The Thales Alenia-Space COSMO-SkyMed Satellite
by Staff Writers
Vandenberg AFB CA (SPX) Jun 08, 2007
Vandenberg is scheduled to launch a Boeing Delta II rocket carrying the Thales Alenia-Space COSMO-SkyMed Satellite, Thursday at 7:21 p.m. from Space Launch Complex-2 on north Vandenberg. The launch has a 13-minute window of opportunity. Col. Stephen Tanous, 30th Space Wing commander, will be the spacelift commander for this mission. The Delta II will be launched in the 7420-10 configuration.

This will be the first of two COSMO-SkyMed satellite launches from Vandenberg this year. The satellite is an end-to-end Earth observation dual-use (civilian and military) system composed of four satellites and ground stations.

Previously, Boeing Launch Services Director Ken Heinly said, "Boeing Launch Services is honored to support these missions for Alcatel Alenia Space, the European leader in satellite-based solutions. The COSMO/SkyMed system is a critical mission for Italian science, commerce and security, and the Delta II was selected for its reliability, timeliness and affordability."

--------

Reproduce the COSMO-SkyMed launch article word for word, from its headline to its closing quotation. Rely only on the launch article for this.

--------

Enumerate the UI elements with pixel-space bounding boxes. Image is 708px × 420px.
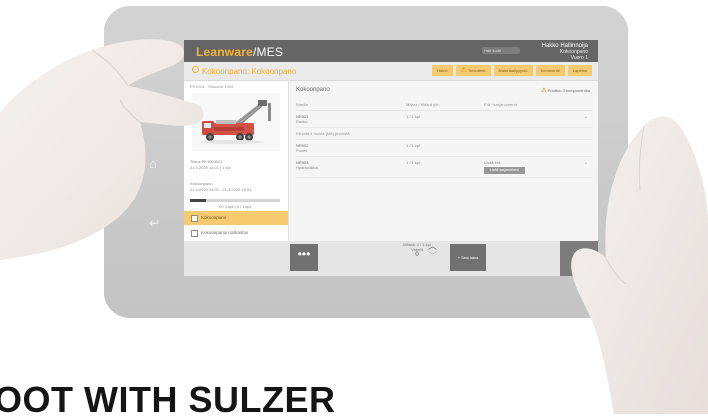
quantity-stepper[interactable]: ︿ ﹀ <box>428 241 437 261</box>
warning-icon: ⚠ <box>460 67 467 74</box>
slogan-text: OOT WITH SULZER <box>0 379 336 420</box>
order-date: 21.3.2020 14:01 | 1 kpl <box>190 165 231 170</box>
page-title: Kokoonpano: Kokoonpano <box>202 67 297 76</box>
task-label: Kokoonpano <box>201 215 227 220</box>
item-serial <box>484 143 592 153</box>
instruction-row: Kiinnitä 4 ruuvia (M8) ja kiristä <box>296 128 592 140</box>
logo-brand: Leanware <box>196 45 253 59</box>
user-info[interactable]: Hakko Hallinnoija Kokoonpano Vuoro 1 <box>542 43 588 61</box>
item-name: Runko <box>296 119 308 124</box>
chevron-down-icon[interactable]: ⌄ <box>584 161 588 166</box>
item-qty: 1 / 1 kpl <box>406 114 421 119</box>
task-item-assembly[interactable]: Kokoonpano <box>184 211 288 225</box>
logo-product: MES <box>256 45 284 59</box>
next-label: Seuraava <box>461 255 479 260</box>
toolbar-button-3[interactable]: Kommentti <box>535 65 565 76</box>
fire-truck-image <box>200 100 271 144</box>
toolbar-button-1[interactable]: ⚠Tiedotteet <box>455 65 491 76</box>
toolbar-button-0[interactable]: Häiriö <box>432 65 453 76</box>
chevron-down-icon[interactable]: ⌄ <box>584 115 588 120</box>
more-button[interactable]: ••• <box>290 244 318 271</box>
table-row[interactable]: NR502 Puomi 1 / 1 kpl <box>296 140 592 157</box>
chevron-down-icon[interactable]: ﹀ <box>428 251 437 261</box>
done-button[interactable]: ✓ Valmis <box>560 241 598 276</box>
column-header-item: Nimike <box>296 102 309 107</box>
left-panel: PK1004 - Tilausrivi 1004 Tilaus PK100400… <box>184 81 289 241</box>
item-name: Hydrauliikka <box>296 165 318 170</box>
task-item-inspection[interactable]: Kokoonpanon tarkastus <box>184 226 288 240</box>
checkbox-icon[interactable] <box>191 215 198 222</box>
add-serial-button[interactable]: Lisää sarjanumero <box>484 167 525 174</box>
warning-text: Puuttuu 3 komponenttia <box>547 88 590 93</box>
toolbar-button-label: Häiriö <box>437 68 448 73</box>
workstation-icon <box>192 66 199 73</box>
component-table: Nimike Määrä / Määrä yht. Erä / sarjanum… <box>296 99 592 178</box>
column-header-serial: Erä / sarjanumerot <box>484 102 517 107</box>
table-row[interactable]: NR501 Runko 1 / 1 kpl ⌄ <box>296 111 592 128</box>
chevron-up-icon[interactable]: ︿ <box>428 241 437 251</box>
toolbar: Kokoonpano: Kokoonpano Häiriö ⚠Tiedotteet… <box>184 62 598 81</box>
missing-components-warning[interactable]: ⚠ Puuttuu 3 komponenttia <box>541 87 590 94</box>
app-logo: Leanware/MES <box>196 45 284 59</box>
item-serial <box>484 114 592 124</box>
section-title: Kokoonpano <box>296 87 330 93</box>
tablet-screen: Leanware/MES Hae tuote Hakko Hallinnoija… <box>184 40 598 276</box>
toolbar-button-label: Lopetus <box>572 68 587 73</box>
work-time: 21.3.2020 14:01 - 21.3.2020 15:01 <box>190 187 252 192</box>
product-image <box>192 93 280 151</box>
order-info: Tilaus PK1004001 21.3.2020 14:01 | 1 kpl <box>190 159 231 171</box>
home-icon[interactable]: ⌂ <box>149 156 157 171</box>
item-serial: Lisää erä <box>484 160 501 165</box>
toolbar-button-2[interactable]: Materiaalipyyntö <box>493 65 533 76</box>
back-icon[interactable]: ↩ <box>149 216 159 230</box>
checkbox-icon[interactable] <box>191 230 198 237</box>
toolbar-button-4[interactable]: Lopetus <box>567 65 592 76</box>
toolbar-button-label: Tiedotteet <box>467 68 486 73</box>
toolbar-button-label: Materiaalipyyntö <box>498 68 528 73</box>
warning-icon: ⚠ <box>541 88 547 94</box>
toolbar-button-label: Kommentti <box>540 68 560 73</box>
progress-bar <box>190 199 280 202</box>
item-name: Puomi <box>296 148 308 153</box>
bottom-bar: ••• Määrä: 0 / 1 kpl Valmiit 0 ︿ ﹀ + Seu… <box>184 241 598 276</box>
done-label: Valmis <box>575 256 588 261</box>
progress-text: 0 / 1 kpl | 0 / 1 kpl <box>219 204 251 209</box>
task-label: Kokoonpanon tarkastus <box>201 230 249 235</box>
breadcrumb: PK1004 - Tilausrivi 1004 <box>190 84 234 89</box>
next-button[interactable]: + Seuraava <box>450 244 486 271</box>
table-header: Nimike Määrä / Määrä yht. Erä / sarjanum… <box>296 99 592 111</box>
table-row[interactable]: NR503 Hydrauliikka 1 / 1 kpl Lisää erä L… <box>296 157 592 178</box>
search-input[interactable]: Hae tuote <box>482 47 520 54</box>
toolbar-buttons: Häiriö ⚠Tiedotteet Materiaalipyyntö Komment… <box>432 65 592 76</box>
column-header-qty: Määrä / Määrä yht. <box>406 102 440 107</box>
app-header: Leanware/MES Hae tuote Hakko Hallinnoija… <box>184 40 598 62</box>
user-shift: Vuoro 1 <box>570 55 588 61</box>
work-phase-info: Kokoonpano 21.3.2020 14:01 - 21.3.2020 1… <box>190 181 251 193</box>
item-qty: 1 / 1 kpl <box>406 160 421 165</box>
main-panel: Kokoonpano ⚠ Puuttuu 3 komponenttia Nimi… <box>290 81 598 241</box>
item-qty: 1 / 1 kpl <box>406 143 421 148</box>
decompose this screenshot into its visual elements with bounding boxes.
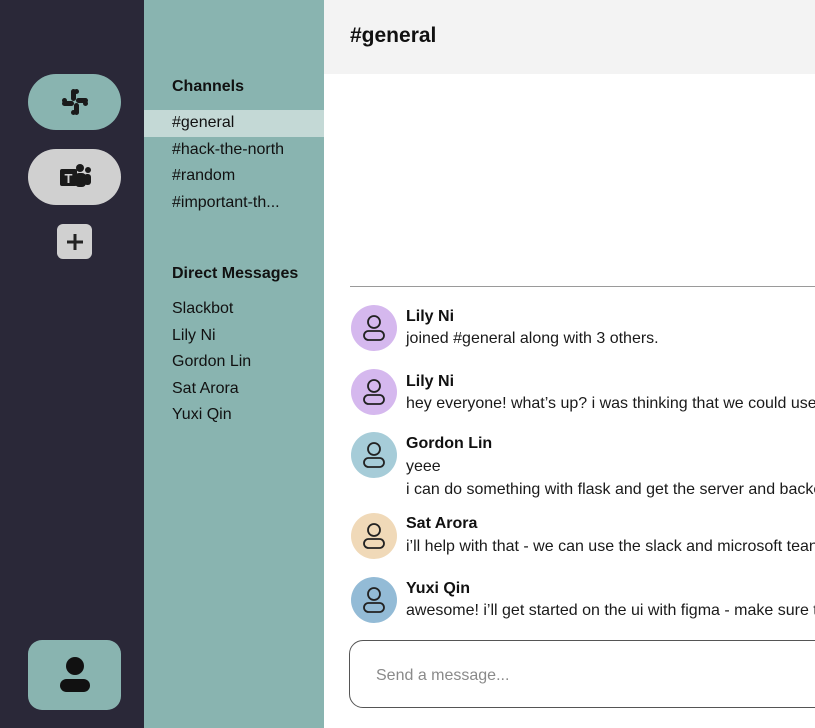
channel-title: #general	[350, 24, 437, 47]
dm-item-lily-ni[interactable]: Lily Ni	[144, 323, 324, 350]
user-outline-icon	[363, 379, 385, 405]
message-divider	[350, 286, 815, 287]
message-text: awesome! i’ll get started on the ui with…	[406, 602, 815, 619]
message-text: hey everyone! what’s up? i was thinking …	[406, 395, 815, 412]
direct-messages-heading: Direct Messages	[172, 265, 299, 282]
svg-text:T: T	[64, 171, 72, 186]
dm-item-yuxi-qin[interactable]: Yuxi Qin	[144, 402, 324, 429]
message-author[interactable]: Gordon Lin	[406, 435, 492, 453]
plus-icon	[66, 233, 83, 250]
message-text: i can do something with flask and get th…	[406, 481, 815, 498]
message-author[interactable]: Lily Ni	[406, 308, 454, 326]
user-outline-icon	[363, 315, 385, 341]
channel-list: #general #hack-the-north #random #import…	[144, 110, 324, 216]
user-outline-icon	[363, 523, 385, 549]
message-input[interactable]	[374, 663, 815, 689]
user-outline-icon	[363, 442, 385, 468]
add-workspace-button[interactable]	[57, 224, 92, 259]
profile-button[interactable]	[28, 640, 121, 710]
message-author[interactable]: Yuxi Qin	[406, 580, 470, 598]
avatar[interactable]	[351, 305, 397, 351]
teams-icon: T	[59, 164, 91, 187]
channel-header: #general	[324, 0, 815, 74]
workspace-slack-button[interactable]	[28, 74, 121, 130]
channel-sidebar: Channels #general #hack-the-north #rando…	[144, 0, 324, 728]
avatar[interactable]	[351, 577, 397, 623]
message-composer	[349, 640, 815, 708]
channels-heading: Channels	[172, 78, 245, 95]
channel-item-hack-the-north[interactable]: #hack-the-north	[144, 137, 324, 164]
channel-item-random[interactable]: #random	[144, 163, 324, 190]
avatar[interactable]	[351, 369, 397, 415]
message-text: joined #general along with 3 others.	[406, 330, 659, 347]
channel-item-general[interactable]: #general	[144, 110, 324, 137]
workspace-rail: T	[0, 0, 144, 728]
workspace-teams-button[interactable]: T	[28, 149, 121, 205]
slack-icon	[61, 89, 88, 115]
channel-item-important[interactable]: #important-th...	[144, 190, 324, 217]
avatar[interactable]	[351, 432, 397, 478]
dm-item-sat-arora[interactable]: Sat Arora	[144, 376, 324, 403]
dm-item-slackbot[interactable]: Slackbot	[144, 296, 324, 323]
dm-item-gordon-lin[interactable]: Gordon Lin	[144, 349, 324, 376]
message-author[interactable]: Sat Arora	[406, 515, 477, 533]
avatar[interactable]	[351, 513, 397, 559]
user-outline-icon	[363, 587, 385, 613]
dm-list: Slackbot Lily Ni Gordon Lin Sat Arora Yu…	[144, 296, 324, 429]
message-text: yeee	[406, 458, 441, 475]
user-icon	[59, 657, 90, 692]
message-text: i’ll help with that - we can use the sla…	[406, 538, 815, 555]
message-author[interactable]: Lily Ni	[406, 373, 454, 391]
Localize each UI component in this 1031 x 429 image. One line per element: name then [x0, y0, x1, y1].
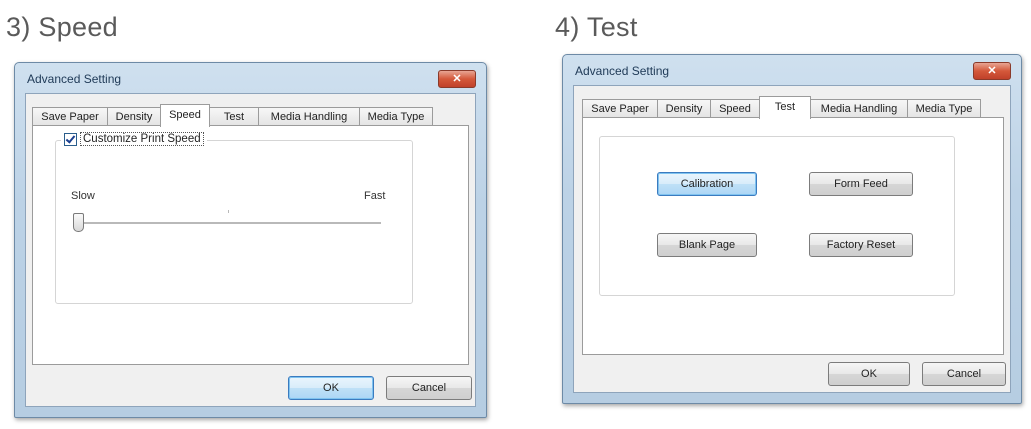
advanced-setting-dialog-speed: Advanced Setting ✕ Save Paper Density Sp…	[14, 62, 487, 418]
tab-density[interactable]: Density	[107, 107, 161, 126]
form-feed-button[interactable]: Form Feed	[809, 172, 913, 196]
factory-reset-button[interactable]: Factory Reset	[809, 233, 913, 257]
dialog-title: Advanced Setting	[575, 64, 670, 78]
cancel-button[interactable]: Cancel	[922, 362, 1006, 386]
slider-thumb[interactable]	[73, 213, 84, 232]
ok-button[interactable]: OK	[288, 376, 374, 400]
cancel-button[interactable]: Cancel	[386, 376, 472, 400]
titlebar: Advanced Setting ✕	[563, 55, 1021, 83]
tab-speed[interactable]: Speed	[710, 99, 760, 118]
customize-print-speed-label: Customize Print Speed	[80, 132, 204, 146]
dialog-client-area: Save Paper Density Speed Test Media Hand…	[573, 85, 1011, 393]
speed-section-heading: 3) Speed	[6, 12, 118, 42]
tab-test[interactable]: Test	[209, 107, 259, 126]
tab-save-paper[interactable]: Save Paper	[32, 107, 108, 126]
close-icon[interactable]: ✕	[438, 70, 476, 88]
advanced-setting-dialog-test: Advanced Setting ✕ Save Paper Density Sp…	[562, 54, 1022, 404]
tab-density[interactable]: Density	[657, 99, 711, 118]
test-tab-panel: Calibration Form Feed Blank Page Factory…	[582, 117, 1004, 355]
print-speed-slider[interactable]	[73, 206, 383, 236]
ok-button[interactable]: OK	[828, 362, 910, 386]
tab-save-paper[interactable]: Save Paper	[582, 99, 658, 118]
checkbox-checked-icon[interactable]	[64, 132, 77, 146]
tab-media-type[interactable]: Media Type	[359, 107, 433, 126]
tab-test[interactable]: Test	[759, 96, 811, 119]
dialog-title: Advanced Setting	[27, 72, 122, 86]
tab-speed[interactable]: Speed	[160, 104, 210, 127]
slider-min-label: Slow	[71, 190, 95, 202]
test-actions-group	[599, 136, 955, 296]
slider-track	[73, 222, 381, 225]
slider-max-label: Fast	[364, 190, 386, 202]
titlebar: Advanced Setting ✕	[15, 63, 486, 91]
calibration-button[interactable]: Calibration	[657, 172, 757, 196]
speed-tab-panel: Customize Print Speed Slow Fast	[32, 125, 469, 365]
tab-media-handling[interactable]: Media Handling	[810, 99, 908, 118]
slider-tick	[228, 210, 229, 213]
tab-media-type[interactable]: Media Type	[907, 99, 981, 118]
close-icon[interactable]: ✕	[973, 62, 1011, 80]
tab-media-handling[interactable]: Media Handling	[258, 107, 360, 126]
customize-print-speed-checkbox[interactable]: Customize Print Speed	[61, 132, 207, 146]
dialog-client-area: Save Paper Density Speed Test Media Hand…	[25, 93, 476, 407]
test-section-heading: 4) Test	[555, 12, 638, 42]
tab-strip: Save Paper Density Speed Test Media Hand…	[32, 104, 472, 127]
blank-page-button[interactable]: Blank Page	[657, 233, 757, 257]
tab-strip: Save Paper Density Speed Test Media Hand…	[582, 96, 1002, 119]
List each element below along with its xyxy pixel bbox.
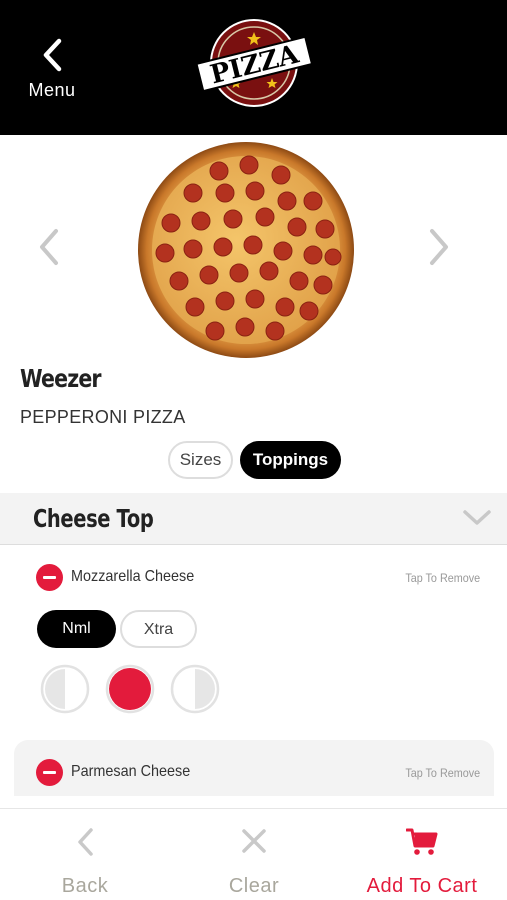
right-half-icon[interactable] — [170, 664, 220, 714]
product-gallery — [0, 135, 507, 360]
pizza-image — [138, 142, 354, 358]
minus-circle-icon[interactable] — [36, 759, 63, 786]
chevron-left-icon — [78, 828, 93, 856]
whole-portion-icon[interactable] — [105, 664, 155, 714]
clear-button[interactable]: Clear — [189, 809, 319, 900]
product-type: PEPPERONI PIZZA — [20, 407, 186, 427]
close-icon — [242, 829, 266, 853]
chevron-down-icon[interactable] — [462, 509, 492, 527]
bottom-action-bar: Back Clear Add To Cart — [0, 808, 507, 900]
topping-item: Parmesan Cheese Tap To Remove — [14, 740, 494, 796]
next-image-button[interactable] — [424, 227, 454, 267]
product-name: Weezer — [20, 364, 102, 393]
tab-toppings[interactable]: Toppings — [240, 441, 341, 479]
amount-normal-button[interactable]: Nml — [37, 610, 116, 648]
prev-image-button[interactable] — [34, 227, 64, 267]
topping-name: Mozzarella Cheese — [71, 568, 195, 585]
topping-item: Mozzarella Cheese Tap To Remove Nml Xtra — [14, 556, 494, 731]
cart-icon — [406, 828, 438, 855]
minus-circle-icon[interactable] — [36, 564, 63, 591]
topping-name: Parmesan Cheese — [71, 763, 191, 780]
section-header[interactable]: Cheese Top — [0, 493, 507, 545]
back-label: Back — [61, 875, 109, 897]
clear-label: Clear — [228, 875, 280, 897]
add-to-cart-button[interactable]: Add To Cart — [352, 809, 492, 900]
back-button[interactable]: Back — [20, 809, 150, 900]
tap-to-remove-label[interactable]: Tap To Remove — [405, 766, 480, 780]
pizza-logo: PIZZA — [196, 19, 312, 107]
menu-button[interactable]: Menu — [22, 38, 82, 108]
section-title: Cheese Top — [33, 504, 154, 533]
app-header: Menu PIZZA — [0, 0, 507, 135]
left-half-icon[interactable] — [40, 664, 90, 714]
tap-to-remove-label[interactable]: Tap To Remove — [405, 571, 480, 585]
menu-label: Menu — [28, 80, 76, 100]
chevron-left-icon — [43, 38, 62, 72]
add-to-cart-label: Add To Cart — [366, 875, 478, 897]
amount-extra-button[interactable]: Xtra — [120, 610, 197, 648]
tab-sizes[interactable]: Sizes — [168, 441, 233, 479]
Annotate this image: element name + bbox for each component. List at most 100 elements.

--------

◆ Problem solution ◆
The Thales Alenia-Space COSMO-SkyMed Satellite
by Staff Writers
Vandenberg AFB CA (SPX) Jun 08, 2007
Vandenberg is scheduled to launch a Boeing Delta II rocket carrying the Thales Alenia-Space COSMO-SkyMed Satellite, Thursday at 7:21 p.m. from Space Launch Complex-2 on north Vandenberg. The launch has a 13-minute window of opportunity. Col. Stephen Tanous, 30th Space Wing commander, will be the spacelift commander for this mission. The Delta II will be launched in the 7420-10 configuration.

This will be the first of two COSMO-SkyMed satellite launches from Vandenberg this year. The satellite is an end-to-end Earth observation dual-use (civilian and military) system composed of four satellites and ground stations.

Previously, Boeing Launch Services Director Ken Heinly said, "Boeing Launch Services is honored to support these missions for Alcatel Alenia Space, the European leader in satellite-based solutions. The COSMO/SkyMed system is a critical mission for Italian science, commerce and security, and the Delta II was selected for its reliability, timeliness and affordability."